__What the task asks__
Read the records below. Copy each line where the string "screenshot" occurs.

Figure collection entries
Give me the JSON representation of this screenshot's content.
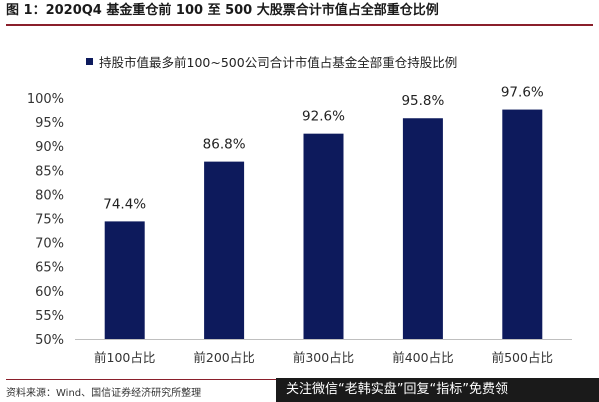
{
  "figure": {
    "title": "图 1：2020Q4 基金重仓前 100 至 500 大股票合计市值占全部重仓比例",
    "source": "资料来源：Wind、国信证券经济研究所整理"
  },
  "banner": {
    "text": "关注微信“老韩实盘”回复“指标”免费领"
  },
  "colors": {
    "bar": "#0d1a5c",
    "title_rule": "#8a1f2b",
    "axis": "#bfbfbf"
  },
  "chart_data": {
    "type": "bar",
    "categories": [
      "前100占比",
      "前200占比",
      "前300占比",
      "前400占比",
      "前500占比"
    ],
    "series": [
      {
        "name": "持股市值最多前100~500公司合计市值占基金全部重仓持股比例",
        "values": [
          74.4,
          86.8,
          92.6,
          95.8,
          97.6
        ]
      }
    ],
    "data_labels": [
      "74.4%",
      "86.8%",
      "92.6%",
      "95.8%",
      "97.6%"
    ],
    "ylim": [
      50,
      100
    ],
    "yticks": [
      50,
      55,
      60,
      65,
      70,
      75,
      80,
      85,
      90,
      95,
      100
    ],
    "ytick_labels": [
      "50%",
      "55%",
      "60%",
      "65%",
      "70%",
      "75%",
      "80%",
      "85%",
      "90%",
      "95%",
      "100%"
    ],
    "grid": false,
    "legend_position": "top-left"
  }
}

==

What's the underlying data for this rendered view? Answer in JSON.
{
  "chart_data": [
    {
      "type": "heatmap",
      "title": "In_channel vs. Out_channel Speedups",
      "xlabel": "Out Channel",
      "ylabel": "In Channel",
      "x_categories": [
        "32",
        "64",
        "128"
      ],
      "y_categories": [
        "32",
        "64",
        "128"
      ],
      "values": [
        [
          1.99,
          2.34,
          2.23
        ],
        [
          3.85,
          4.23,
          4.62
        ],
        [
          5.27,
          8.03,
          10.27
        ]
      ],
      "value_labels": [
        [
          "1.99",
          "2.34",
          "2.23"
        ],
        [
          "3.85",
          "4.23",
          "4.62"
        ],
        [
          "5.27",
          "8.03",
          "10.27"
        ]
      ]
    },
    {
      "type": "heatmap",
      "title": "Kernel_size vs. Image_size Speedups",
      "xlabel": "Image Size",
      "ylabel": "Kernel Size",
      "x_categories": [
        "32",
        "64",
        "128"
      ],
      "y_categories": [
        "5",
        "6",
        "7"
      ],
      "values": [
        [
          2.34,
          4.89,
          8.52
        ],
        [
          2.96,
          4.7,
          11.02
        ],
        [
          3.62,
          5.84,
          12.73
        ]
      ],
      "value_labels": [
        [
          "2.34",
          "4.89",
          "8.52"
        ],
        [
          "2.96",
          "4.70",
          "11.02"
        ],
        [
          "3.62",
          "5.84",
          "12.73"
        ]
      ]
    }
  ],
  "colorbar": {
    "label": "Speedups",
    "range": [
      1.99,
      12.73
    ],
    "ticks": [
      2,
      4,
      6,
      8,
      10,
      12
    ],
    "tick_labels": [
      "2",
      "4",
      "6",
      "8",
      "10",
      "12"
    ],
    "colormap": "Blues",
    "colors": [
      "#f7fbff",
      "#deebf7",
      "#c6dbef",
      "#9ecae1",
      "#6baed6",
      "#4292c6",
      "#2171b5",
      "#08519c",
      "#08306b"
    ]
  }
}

...

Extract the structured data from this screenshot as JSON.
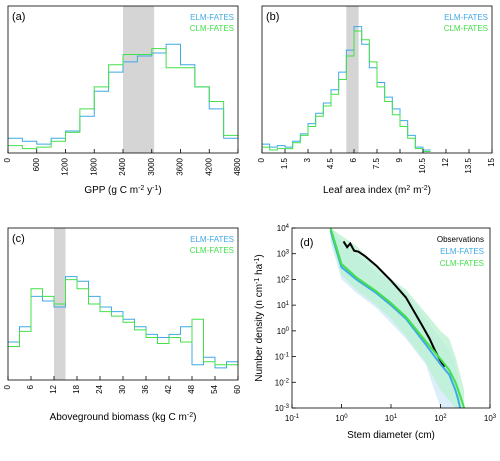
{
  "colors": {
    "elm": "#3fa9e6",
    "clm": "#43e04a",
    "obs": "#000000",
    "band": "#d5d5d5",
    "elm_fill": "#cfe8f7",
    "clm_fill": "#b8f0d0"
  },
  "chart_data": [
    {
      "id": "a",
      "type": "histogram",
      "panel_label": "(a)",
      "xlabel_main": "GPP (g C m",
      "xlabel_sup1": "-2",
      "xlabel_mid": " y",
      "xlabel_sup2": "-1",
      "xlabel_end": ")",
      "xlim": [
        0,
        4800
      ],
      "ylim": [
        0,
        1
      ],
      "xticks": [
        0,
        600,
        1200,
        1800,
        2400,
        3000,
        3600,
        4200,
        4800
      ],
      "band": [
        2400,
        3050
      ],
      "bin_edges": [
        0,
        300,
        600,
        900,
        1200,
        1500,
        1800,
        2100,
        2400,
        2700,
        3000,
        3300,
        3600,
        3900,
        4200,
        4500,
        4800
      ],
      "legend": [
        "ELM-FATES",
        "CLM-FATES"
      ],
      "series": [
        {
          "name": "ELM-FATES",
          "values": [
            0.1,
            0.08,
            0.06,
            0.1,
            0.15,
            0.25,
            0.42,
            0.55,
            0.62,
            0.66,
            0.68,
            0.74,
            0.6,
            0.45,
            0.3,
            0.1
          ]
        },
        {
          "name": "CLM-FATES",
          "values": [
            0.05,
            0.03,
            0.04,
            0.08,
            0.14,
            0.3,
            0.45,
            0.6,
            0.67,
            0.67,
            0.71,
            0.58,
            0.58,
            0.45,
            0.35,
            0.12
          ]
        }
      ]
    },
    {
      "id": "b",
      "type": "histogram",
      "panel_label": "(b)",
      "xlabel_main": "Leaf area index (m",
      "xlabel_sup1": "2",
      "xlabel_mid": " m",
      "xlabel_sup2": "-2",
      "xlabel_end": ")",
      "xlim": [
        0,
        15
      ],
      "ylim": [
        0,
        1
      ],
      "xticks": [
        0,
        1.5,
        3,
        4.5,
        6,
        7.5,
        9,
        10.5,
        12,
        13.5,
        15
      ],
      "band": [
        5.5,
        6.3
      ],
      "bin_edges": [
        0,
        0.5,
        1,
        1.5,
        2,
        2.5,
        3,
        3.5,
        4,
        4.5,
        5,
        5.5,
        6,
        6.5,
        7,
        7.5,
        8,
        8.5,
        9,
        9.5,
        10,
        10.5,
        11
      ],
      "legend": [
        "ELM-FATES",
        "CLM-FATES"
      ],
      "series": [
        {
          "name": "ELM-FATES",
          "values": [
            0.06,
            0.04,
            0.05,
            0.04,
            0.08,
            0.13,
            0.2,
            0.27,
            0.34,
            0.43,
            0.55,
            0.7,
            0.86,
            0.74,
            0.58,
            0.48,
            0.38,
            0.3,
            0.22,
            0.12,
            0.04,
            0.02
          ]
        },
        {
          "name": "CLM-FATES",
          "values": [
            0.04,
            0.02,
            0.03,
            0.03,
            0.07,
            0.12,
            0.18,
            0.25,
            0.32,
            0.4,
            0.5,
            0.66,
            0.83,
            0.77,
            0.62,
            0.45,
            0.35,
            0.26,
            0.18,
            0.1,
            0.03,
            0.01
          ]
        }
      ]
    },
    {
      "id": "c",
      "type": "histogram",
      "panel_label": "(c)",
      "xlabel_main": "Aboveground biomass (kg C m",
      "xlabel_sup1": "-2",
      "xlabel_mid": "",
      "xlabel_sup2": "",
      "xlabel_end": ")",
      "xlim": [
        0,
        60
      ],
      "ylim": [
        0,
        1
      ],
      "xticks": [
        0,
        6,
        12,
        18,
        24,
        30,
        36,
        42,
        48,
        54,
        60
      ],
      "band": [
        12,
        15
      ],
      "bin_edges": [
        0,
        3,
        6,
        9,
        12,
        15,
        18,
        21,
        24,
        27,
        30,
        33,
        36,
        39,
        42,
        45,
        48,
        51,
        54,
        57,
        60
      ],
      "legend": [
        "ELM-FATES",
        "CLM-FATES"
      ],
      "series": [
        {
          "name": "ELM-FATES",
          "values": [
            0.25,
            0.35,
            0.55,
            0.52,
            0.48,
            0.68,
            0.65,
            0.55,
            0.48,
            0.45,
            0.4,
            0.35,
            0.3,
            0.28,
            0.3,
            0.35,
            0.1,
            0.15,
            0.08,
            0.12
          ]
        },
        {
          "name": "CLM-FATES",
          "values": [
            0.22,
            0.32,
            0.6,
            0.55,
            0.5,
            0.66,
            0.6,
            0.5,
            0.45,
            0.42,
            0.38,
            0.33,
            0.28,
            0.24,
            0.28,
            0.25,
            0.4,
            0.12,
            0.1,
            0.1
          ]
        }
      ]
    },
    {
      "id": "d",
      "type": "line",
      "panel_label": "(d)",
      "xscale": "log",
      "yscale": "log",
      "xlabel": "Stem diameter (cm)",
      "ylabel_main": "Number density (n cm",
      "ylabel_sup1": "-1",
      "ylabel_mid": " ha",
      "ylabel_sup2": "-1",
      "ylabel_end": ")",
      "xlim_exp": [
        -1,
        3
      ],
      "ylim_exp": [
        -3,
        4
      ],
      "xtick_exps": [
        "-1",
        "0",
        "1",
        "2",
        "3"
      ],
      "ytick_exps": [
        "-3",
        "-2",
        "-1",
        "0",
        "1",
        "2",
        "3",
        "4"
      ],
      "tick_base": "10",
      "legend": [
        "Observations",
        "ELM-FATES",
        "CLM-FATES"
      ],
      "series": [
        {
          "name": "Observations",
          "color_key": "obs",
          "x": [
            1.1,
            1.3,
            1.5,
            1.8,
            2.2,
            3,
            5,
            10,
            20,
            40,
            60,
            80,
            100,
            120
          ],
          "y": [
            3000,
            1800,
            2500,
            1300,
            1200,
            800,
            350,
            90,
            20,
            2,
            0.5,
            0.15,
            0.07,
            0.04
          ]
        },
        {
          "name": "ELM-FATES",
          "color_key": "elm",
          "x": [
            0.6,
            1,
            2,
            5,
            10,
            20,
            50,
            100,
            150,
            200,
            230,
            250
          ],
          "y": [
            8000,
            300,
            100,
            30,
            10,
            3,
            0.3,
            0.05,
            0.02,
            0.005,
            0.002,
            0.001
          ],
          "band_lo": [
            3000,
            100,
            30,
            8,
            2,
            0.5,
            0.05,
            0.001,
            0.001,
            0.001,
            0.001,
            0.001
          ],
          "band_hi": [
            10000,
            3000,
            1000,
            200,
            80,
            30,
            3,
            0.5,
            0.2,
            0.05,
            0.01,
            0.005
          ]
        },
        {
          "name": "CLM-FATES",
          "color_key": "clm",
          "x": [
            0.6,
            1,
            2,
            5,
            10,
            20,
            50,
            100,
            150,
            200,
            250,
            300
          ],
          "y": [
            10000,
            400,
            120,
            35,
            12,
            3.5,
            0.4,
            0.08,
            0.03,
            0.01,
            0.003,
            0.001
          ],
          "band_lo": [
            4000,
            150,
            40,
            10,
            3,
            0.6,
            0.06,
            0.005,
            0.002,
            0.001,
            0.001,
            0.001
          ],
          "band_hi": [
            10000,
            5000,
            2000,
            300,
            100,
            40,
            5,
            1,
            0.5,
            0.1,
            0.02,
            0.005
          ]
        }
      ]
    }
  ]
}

__The result__
Give me the JSON representation of this screenshot's content.
Extract the structured data from this screenshot as JSON.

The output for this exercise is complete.